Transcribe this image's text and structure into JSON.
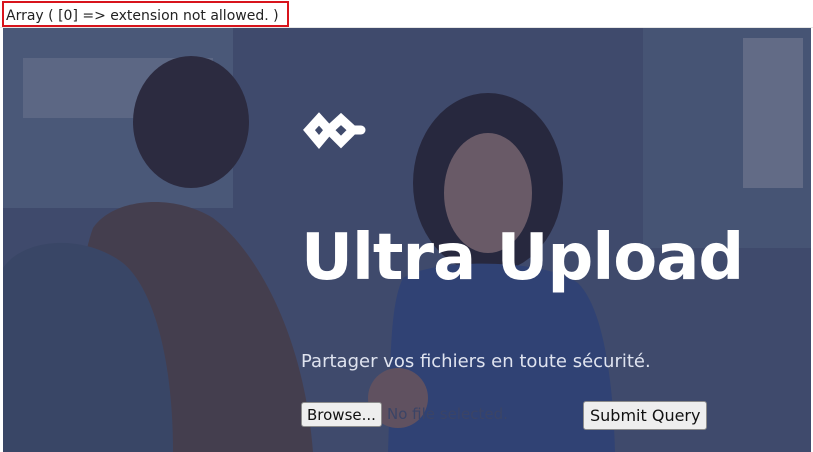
{
  "error": {
    "message": "Array ( [0] => extension not allowed. )",
    "highlight_color": "#d8141c"
  },
  "hero": {
    "title": "Ultra Upload",
    "tagline": "Partager vos fichiers en toute sécurité.",
    "logo_icon": "logo-icon",
    "overlay_color": "#2c3559"
  },
  "form": {
    "browse_label": "Browse...",
    "file_status": "No file selected.",
    "submit_label": "Submit Query"
  }
}
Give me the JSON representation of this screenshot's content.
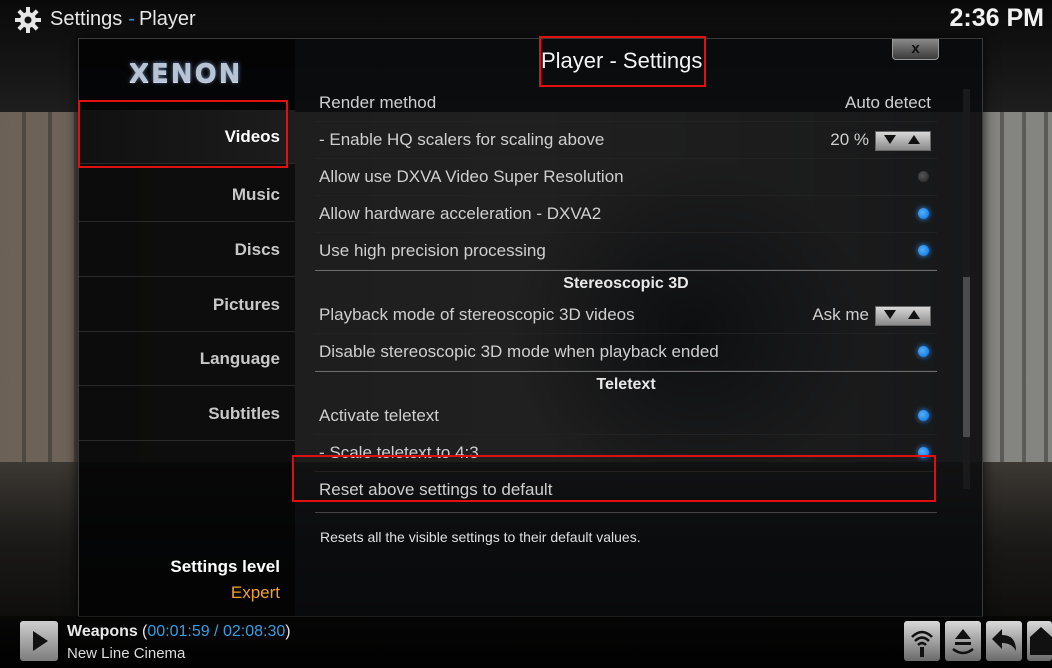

TO DO
Make an exact copy of the whole listing, but don't bring over any pictures.

IN RESPONSE
Transcribe this image's text and structure into JSON.
{
  "error": {
    "message": "Array ( [0] => extension not allowed. )",
    "highlight_color": "#d8141c"
  },
  "hero": {
    "title": "Ultra Upload",
    "tagline": "Partager vos fichiers en toute sécurité.",
    "logo_icon": "logo-icon",
    "overlay_color": "#2c3559"
  },
  "form": {
    "browse_label": "Browse...",
    "file_status": "No file selected.",
    "submit_label": "Submit Query"
  }
}
Give me the JSON representation of this screenshot's content.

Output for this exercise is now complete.